** Begin Data listing **
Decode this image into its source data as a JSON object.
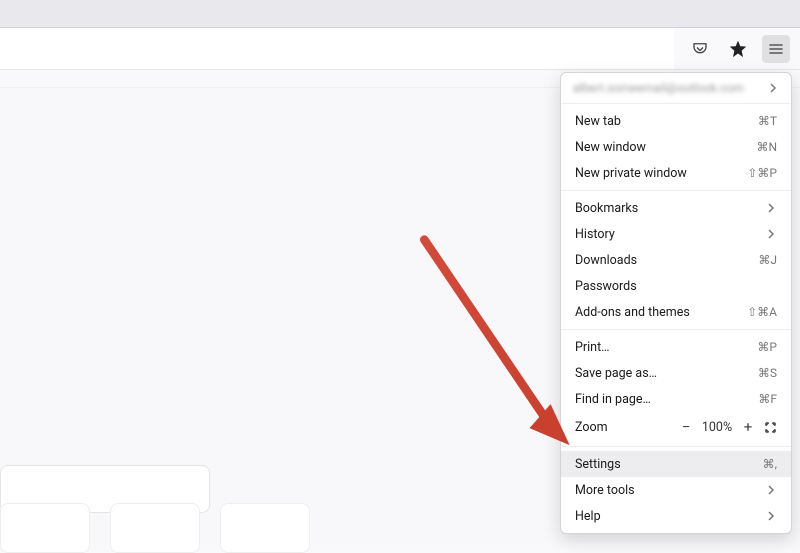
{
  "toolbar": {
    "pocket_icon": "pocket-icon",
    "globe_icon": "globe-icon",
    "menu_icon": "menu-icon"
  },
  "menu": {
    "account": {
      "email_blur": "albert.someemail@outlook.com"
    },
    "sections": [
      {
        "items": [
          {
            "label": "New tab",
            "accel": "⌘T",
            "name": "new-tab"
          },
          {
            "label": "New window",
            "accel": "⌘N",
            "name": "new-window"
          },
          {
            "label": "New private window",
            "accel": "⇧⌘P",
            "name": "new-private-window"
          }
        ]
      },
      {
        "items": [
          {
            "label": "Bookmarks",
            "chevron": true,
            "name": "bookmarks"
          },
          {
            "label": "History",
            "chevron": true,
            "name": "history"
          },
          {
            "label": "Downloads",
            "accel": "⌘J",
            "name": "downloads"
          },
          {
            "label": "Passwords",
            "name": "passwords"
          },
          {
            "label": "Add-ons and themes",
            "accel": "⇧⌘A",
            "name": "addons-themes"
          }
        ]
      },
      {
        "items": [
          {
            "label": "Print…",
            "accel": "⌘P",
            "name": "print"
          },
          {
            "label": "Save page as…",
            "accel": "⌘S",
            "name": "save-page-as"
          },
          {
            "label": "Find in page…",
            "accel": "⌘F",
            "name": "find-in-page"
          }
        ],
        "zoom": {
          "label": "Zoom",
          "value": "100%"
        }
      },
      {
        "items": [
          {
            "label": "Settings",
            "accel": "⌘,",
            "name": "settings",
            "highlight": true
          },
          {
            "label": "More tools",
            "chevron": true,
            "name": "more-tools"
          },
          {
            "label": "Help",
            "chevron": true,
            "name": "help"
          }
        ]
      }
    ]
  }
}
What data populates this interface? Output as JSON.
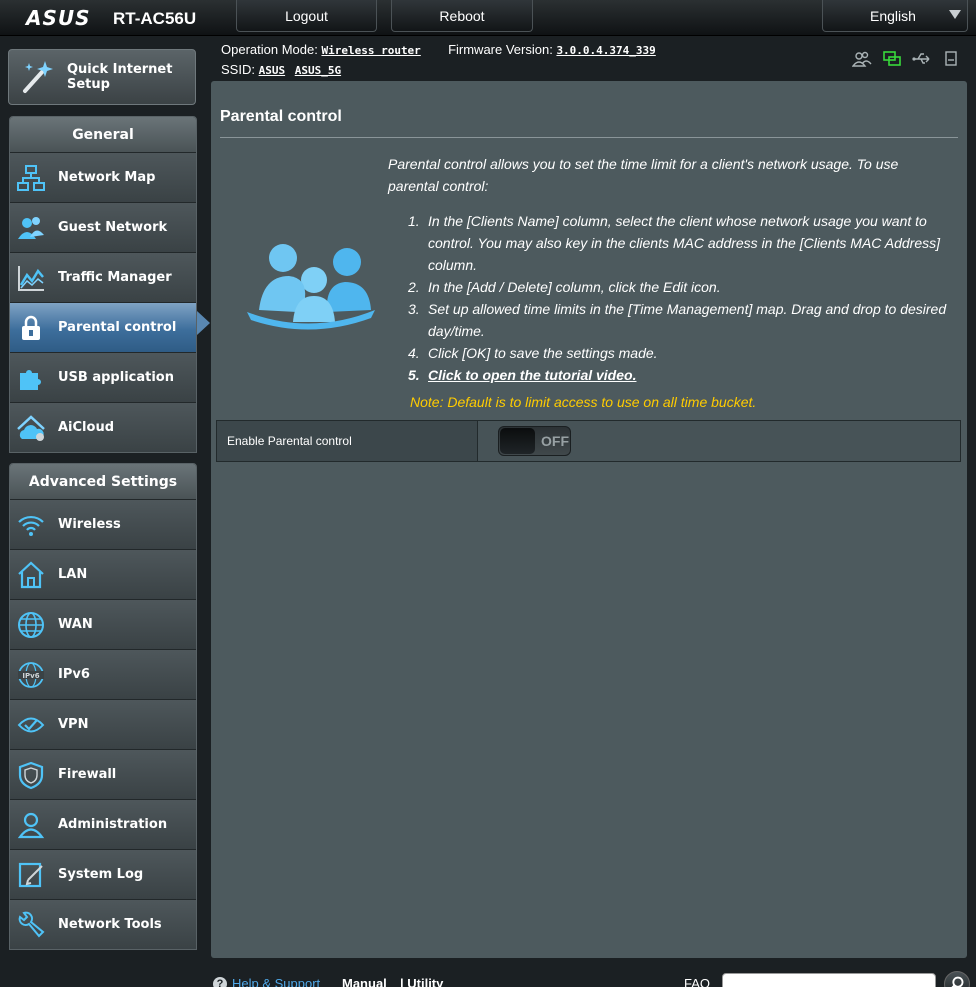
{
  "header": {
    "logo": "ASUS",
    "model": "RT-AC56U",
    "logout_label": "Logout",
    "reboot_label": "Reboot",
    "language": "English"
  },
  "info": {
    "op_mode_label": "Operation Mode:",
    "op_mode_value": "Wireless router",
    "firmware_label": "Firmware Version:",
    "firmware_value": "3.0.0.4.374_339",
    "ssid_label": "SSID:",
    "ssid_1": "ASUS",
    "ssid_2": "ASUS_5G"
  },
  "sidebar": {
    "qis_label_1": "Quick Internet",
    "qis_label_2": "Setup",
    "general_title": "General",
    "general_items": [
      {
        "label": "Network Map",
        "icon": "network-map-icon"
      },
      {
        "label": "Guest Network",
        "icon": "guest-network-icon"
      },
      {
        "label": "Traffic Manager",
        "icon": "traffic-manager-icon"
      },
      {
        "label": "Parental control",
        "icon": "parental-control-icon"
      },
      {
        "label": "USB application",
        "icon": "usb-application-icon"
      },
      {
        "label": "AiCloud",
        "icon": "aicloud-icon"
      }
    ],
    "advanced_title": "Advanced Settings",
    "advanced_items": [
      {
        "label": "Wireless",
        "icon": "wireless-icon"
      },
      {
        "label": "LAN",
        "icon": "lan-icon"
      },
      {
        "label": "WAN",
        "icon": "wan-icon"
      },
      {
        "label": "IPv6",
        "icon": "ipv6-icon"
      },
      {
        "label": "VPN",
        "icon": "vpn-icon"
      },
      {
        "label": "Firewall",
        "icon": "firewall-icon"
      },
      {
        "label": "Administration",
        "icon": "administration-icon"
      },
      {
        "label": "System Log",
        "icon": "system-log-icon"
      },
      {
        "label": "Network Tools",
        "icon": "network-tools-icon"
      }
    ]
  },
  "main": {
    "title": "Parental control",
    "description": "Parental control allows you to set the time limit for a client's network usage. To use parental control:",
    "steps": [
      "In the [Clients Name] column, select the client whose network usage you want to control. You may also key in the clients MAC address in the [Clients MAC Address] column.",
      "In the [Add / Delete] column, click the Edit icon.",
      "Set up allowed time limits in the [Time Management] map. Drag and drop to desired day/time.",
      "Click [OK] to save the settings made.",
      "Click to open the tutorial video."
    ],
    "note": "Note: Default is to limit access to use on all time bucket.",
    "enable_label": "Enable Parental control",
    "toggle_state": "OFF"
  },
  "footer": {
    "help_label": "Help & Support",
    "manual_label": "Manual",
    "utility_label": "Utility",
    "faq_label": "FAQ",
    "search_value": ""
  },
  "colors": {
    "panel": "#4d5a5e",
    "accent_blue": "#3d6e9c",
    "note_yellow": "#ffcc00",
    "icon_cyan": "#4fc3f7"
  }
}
** End Data listing **
** Begin Data listing **
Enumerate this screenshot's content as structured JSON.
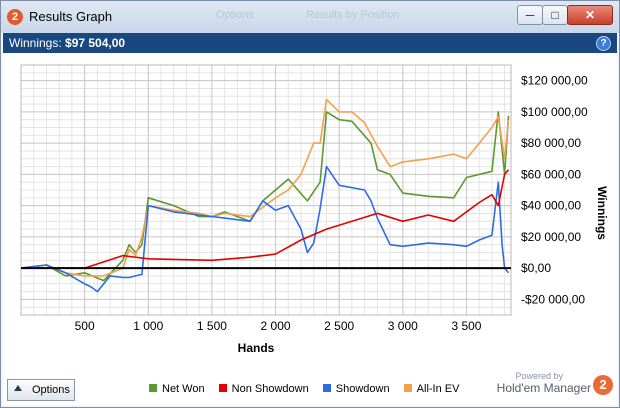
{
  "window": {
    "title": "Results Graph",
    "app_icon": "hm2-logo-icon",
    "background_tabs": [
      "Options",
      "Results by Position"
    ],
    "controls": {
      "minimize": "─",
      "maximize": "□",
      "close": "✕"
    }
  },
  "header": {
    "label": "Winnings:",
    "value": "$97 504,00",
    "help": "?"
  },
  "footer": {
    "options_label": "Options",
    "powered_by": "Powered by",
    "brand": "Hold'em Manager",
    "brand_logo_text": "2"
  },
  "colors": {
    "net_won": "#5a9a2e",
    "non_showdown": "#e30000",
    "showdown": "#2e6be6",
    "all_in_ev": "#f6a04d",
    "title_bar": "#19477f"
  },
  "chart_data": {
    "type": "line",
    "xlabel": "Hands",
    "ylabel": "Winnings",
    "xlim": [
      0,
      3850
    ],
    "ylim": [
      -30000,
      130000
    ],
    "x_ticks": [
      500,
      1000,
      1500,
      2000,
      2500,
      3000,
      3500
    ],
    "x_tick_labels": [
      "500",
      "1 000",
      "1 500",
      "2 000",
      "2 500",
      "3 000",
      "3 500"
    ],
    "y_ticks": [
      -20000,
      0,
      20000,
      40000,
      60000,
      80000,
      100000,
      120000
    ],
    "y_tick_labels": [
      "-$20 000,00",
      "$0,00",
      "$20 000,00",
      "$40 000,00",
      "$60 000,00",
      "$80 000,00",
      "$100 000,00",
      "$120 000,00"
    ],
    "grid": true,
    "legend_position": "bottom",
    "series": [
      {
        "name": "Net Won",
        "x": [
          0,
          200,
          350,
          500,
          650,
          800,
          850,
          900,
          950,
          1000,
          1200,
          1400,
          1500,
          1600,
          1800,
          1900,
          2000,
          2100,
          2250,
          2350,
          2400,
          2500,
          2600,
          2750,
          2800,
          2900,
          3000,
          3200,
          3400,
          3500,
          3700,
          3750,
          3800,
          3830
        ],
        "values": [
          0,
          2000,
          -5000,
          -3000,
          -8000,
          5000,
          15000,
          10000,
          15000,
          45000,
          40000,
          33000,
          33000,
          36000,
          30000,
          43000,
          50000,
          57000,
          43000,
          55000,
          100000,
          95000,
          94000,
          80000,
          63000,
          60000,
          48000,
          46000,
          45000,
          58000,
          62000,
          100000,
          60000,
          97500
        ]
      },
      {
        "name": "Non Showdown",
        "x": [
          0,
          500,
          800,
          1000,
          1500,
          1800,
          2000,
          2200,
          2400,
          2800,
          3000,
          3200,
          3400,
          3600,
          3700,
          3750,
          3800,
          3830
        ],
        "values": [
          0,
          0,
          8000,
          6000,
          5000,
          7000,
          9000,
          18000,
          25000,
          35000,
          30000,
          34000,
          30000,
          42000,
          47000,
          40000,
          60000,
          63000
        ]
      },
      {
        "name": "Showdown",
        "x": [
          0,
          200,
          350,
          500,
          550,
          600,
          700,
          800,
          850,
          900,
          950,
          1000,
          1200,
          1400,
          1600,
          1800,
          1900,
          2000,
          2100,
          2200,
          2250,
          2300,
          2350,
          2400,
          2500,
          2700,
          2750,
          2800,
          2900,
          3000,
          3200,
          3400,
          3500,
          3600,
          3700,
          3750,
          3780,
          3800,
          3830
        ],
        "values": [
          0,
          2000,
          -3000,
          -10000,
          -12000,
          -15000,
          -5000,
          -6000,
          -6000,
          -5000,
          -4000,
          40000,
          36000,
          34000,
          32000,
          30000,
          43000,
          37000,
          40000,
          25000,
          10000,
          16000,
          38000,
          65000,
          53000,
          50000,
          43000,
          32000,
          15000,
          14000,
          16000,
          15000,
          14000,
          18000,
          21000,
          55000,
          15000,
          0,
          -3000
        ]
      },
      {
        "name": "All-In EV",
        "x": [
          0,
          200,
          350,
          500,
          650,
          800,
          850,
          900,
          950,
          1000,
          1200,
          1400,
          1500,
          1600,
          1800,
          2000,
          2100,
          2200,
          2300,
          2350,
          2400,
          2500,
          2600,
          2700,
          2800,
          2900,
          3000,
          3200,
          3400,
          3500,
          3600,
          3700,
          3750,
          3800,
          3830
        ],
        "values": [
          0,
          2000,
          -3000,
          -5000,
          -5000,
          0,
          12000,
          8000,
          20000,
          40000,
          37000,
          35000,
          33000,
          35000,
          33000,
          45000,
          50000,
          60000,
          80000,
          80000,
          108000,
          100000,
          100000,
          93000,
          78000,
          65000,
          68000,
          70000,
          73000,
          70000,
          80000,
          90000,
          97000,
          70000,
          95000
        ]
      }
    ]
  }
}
** End Data listing **
** Begin Data listing **
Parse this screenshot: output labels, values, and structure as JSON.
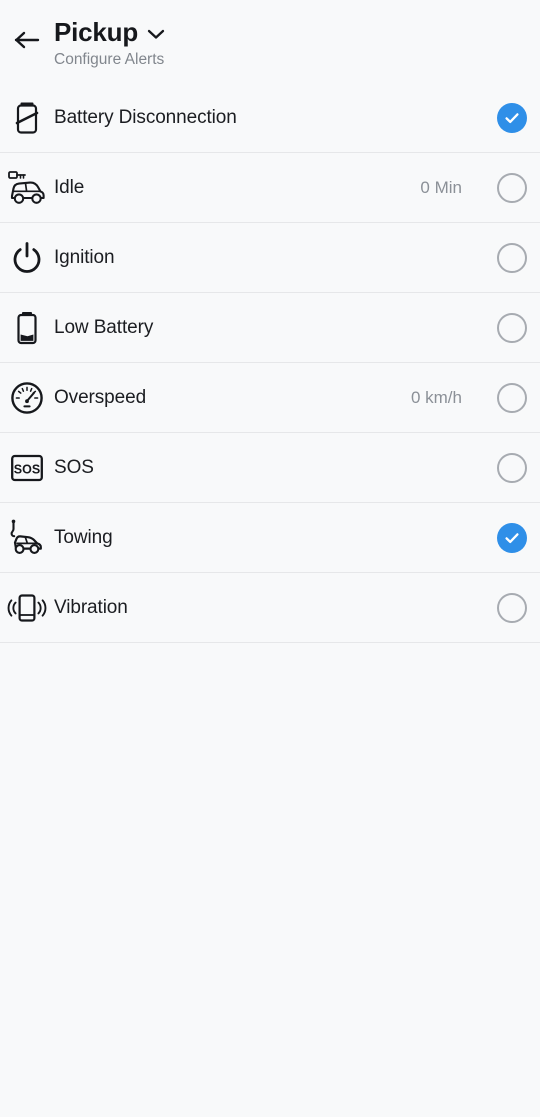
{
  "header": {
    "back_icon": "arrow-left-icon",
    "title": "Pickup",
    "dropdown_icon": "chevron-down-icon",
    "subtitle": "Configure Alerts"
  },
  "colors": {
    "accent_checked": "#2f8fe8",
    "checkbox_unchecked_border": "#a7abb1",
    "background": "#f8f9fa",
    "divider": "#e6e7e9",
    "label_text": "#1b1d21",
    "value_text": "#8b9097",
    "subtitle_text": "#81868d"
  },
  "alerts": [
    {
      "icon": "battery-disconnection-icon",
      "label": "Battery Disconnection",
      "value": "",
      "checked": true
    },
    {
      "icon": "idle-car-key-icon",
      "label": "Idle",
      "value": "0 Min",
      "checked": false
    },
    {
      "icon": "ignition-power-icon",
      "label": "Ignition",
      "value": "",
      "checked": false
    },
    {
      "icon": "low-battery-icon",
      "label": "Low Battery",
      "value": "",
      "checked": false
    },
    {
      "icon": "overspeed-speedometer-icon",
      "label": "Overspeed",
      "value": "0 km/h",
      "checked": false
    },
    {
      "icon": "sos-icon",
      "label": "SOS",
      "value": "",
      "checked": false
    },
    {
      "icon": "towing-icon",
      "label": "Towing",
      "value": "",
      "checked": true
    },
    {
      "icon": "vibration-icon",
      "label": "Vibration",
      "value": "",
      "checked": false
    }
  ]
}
** End Data listing **
**Instruction**.
Lines from the records above that hold "private" are the ones to list.

**Finished task**.
            "label": "New private window",
            "name": "new-private-window"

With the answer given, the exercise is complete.